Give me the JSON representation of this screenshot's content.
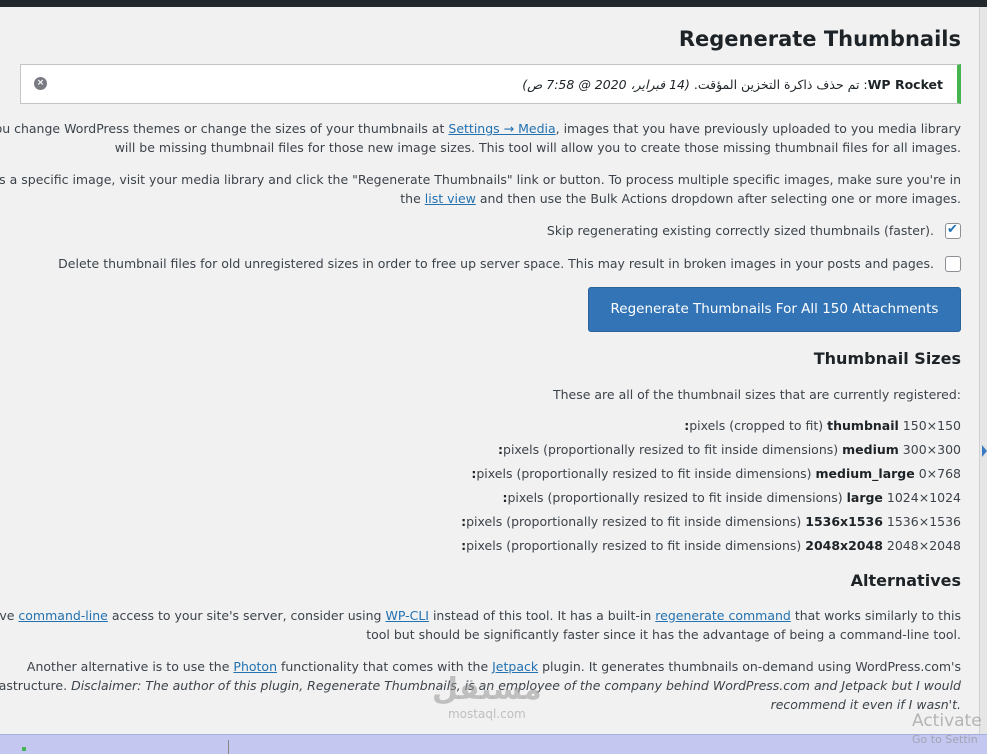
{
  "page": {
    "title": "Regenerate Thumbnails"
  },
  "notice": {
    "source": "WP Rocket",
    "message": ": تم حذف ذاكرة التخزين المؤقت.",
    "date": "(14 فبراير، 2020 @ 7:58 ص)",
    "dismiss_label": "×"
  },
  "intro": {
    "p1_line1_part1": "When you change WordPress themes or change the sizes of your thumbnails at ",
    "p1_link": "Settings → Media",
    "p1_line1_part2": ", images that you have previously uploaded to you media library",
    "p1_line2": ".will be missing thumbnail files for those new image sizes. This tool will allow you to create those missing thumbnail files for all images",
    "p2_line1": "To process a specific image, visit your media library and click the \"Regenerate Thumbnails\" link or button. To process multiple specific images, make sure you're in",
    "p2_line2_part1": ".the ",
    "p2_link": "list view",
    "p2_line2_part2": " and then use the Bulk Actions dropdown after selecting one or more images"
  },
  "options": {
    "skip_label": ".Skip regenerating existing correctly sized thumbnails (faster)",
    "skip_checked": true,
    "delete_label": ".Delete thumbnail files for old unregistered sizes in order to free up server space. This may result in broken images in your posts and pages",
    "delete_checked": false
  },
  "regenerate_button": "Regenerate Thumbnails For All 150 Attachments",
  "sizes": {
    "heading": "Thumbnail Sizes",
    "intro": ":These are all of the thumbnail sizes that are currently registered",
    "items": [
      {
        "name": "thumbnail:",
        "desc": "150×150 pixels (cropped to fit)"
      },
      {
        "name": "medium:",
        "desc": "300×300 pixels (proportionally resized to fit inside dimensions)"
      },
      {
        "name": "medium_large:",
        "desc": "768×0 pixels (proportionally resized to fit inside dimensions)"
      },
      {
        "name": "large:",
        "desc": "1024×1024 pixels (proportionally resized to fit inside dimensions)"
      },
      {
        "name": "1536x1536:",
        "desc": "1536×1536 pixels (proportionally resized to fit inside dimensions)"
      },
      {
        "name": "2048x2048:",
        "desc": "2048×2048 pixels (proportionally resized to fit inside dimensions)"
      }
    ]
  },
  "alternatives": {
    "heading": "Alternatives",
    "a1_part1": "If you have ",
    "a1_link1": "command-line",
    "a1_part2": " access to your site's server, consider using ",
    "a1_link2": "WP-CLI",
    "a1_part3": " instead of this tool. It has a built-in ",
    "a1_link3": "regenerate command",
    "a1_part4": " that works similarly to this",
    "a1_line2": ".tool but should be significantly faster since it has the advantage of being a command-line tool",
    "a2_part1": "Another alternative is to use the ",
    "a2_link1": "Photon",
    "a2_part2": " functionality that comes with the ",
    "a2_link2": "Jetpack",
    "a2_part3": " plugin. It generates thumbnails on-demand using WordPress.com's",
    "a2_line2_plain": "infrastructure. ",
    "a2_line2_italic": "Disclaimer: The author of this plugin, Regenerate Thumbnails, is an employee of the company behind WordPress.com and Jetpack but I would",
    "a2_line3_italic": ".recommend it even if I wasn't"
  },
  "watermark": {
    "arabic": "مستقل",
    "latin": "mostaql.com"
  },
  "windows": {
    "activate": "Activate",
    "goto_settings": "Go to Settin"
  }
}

□ □ □ □

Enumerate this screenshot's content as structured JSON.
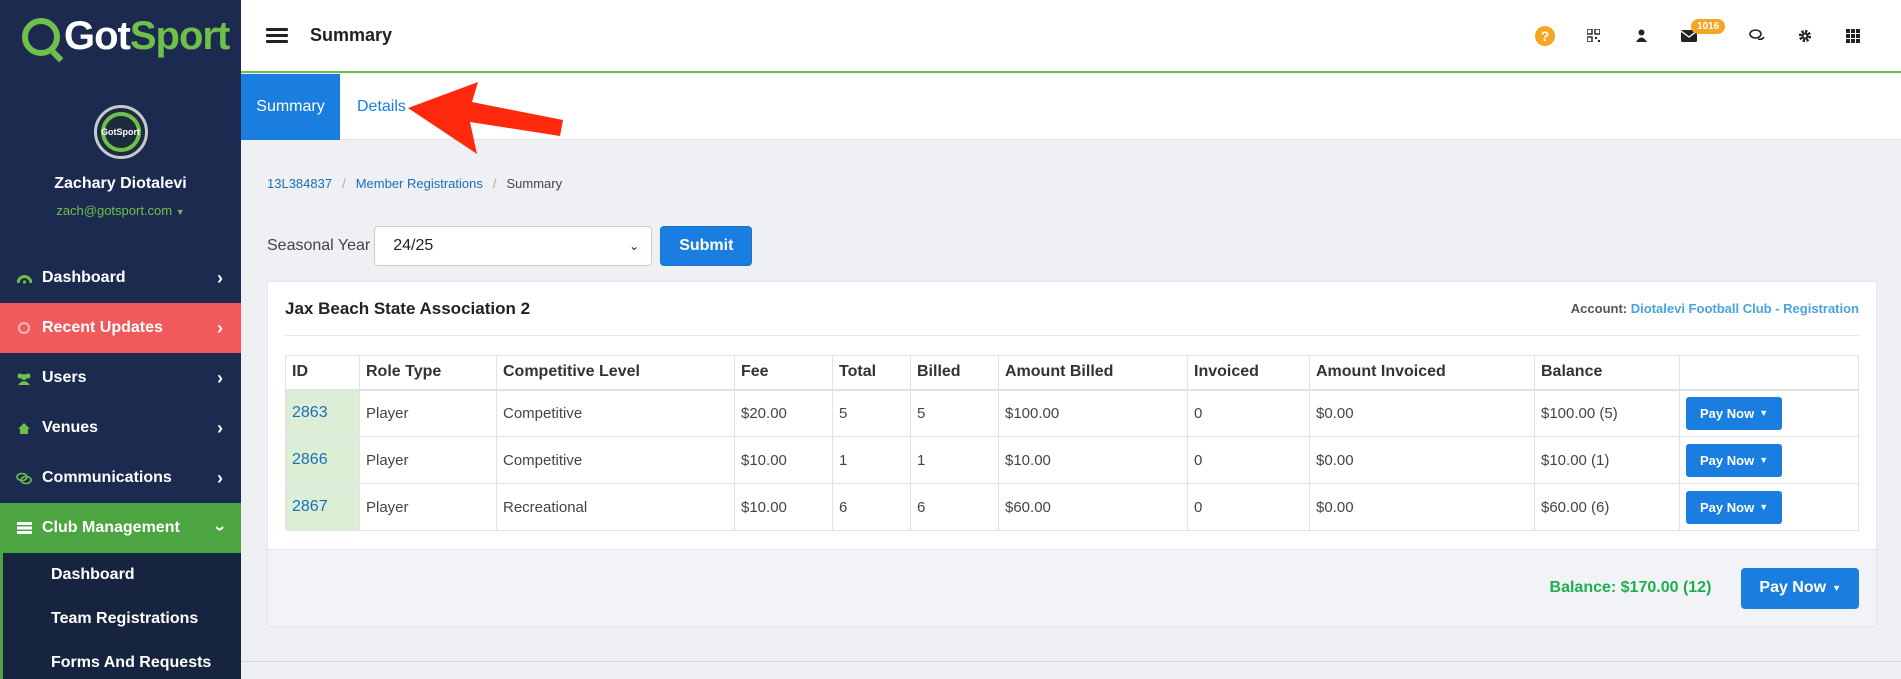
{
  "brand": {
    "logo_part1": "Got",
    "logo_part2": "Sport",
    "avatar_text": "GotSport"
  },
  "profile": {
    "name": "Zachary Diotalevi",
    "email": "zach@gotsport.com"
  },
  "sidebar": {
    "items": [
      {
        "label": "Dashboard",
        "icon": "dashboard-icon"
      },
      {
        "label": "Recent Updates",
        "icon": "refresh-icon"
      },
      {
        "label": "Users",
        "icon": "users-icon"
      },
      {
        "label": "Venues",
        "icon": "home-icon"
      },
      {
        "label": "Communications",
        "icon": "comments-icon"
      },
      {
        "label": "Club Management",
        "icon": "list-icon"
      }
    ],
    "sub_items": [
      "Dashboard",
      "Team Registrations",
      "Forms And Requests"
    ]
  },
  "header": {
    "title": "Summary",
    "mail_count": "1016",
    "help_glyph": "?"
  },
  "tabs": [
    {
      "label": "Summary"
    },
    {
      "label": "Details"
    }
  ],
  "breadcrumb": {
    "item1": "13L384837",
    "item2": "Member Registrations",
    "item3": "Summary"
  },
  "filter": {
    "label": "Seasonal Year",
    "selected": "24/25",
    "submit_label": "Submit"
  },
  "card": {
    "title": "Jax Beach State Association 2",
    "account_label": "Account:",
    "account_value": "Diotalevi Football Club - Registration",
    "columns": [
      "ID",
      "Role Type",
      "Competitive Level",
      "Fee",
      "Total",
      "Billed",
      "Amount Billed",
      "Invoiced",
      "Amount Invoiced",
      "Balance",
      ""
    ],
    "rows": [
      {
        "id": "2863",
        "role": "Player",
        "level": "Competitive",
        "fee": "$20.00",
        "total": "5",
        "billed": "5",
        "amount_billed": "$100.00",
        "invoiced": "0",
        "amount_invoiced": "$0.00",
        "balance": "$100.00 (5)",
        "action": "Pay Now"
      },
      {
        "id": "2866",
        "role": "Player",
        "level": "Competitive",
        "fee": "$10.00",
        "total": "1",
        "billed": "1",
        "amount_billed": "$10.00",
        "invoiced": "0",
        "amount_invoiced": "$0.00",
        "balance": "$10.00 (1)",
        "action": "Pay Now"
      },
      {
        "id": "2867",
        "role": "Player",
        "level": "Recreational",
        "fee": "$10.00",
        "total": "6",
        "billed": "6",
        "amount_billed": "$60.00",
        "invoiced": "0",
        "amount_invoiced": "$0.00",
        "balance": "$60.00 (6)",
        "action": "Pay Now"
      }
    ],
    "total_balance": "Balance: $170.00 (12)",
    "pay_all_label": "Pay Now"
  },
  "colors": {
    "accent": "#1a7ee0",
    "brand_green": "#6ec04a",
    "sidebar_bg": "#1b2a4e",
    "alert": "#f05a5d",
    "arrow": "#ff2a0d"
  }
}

□ □ □ □

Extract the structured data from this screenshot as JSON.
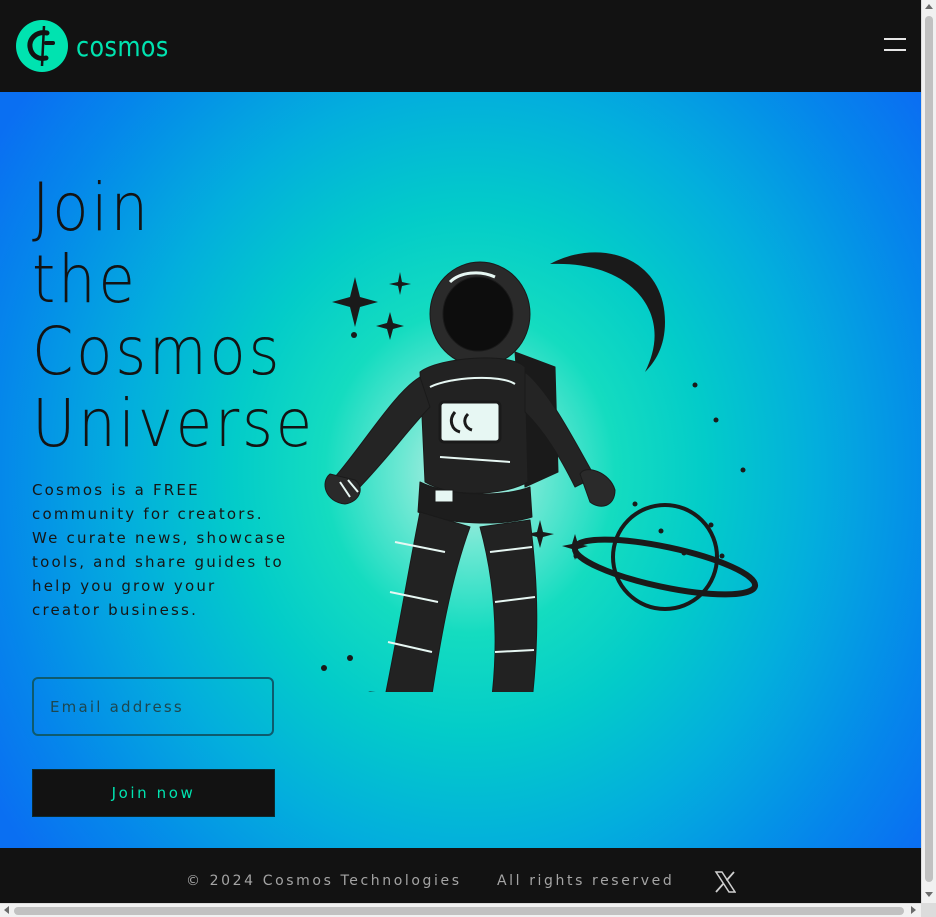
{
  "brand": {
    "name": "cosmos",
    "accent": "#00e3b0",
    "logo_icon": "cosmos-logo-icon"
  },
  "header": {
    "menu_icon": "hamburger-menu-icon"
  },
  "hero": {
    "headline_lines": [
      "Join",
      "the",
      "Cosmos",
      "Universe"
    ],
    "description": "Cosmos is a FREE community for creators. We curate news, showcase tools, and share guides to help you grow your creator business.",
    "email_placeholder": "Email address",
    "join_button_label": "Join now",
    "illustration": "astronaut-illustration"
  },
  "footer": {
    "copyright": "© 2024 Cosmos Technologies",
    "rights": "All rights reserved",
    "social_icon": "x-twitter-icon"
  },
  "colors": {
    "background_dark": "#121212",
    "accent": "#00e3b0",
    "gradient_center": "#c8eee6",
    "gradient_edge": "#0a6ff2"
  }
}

□ □ □ □

» What the exercise asks: In the entries above, count each line that holds "faster". Give the total and nothing else.

» Worked answer: 2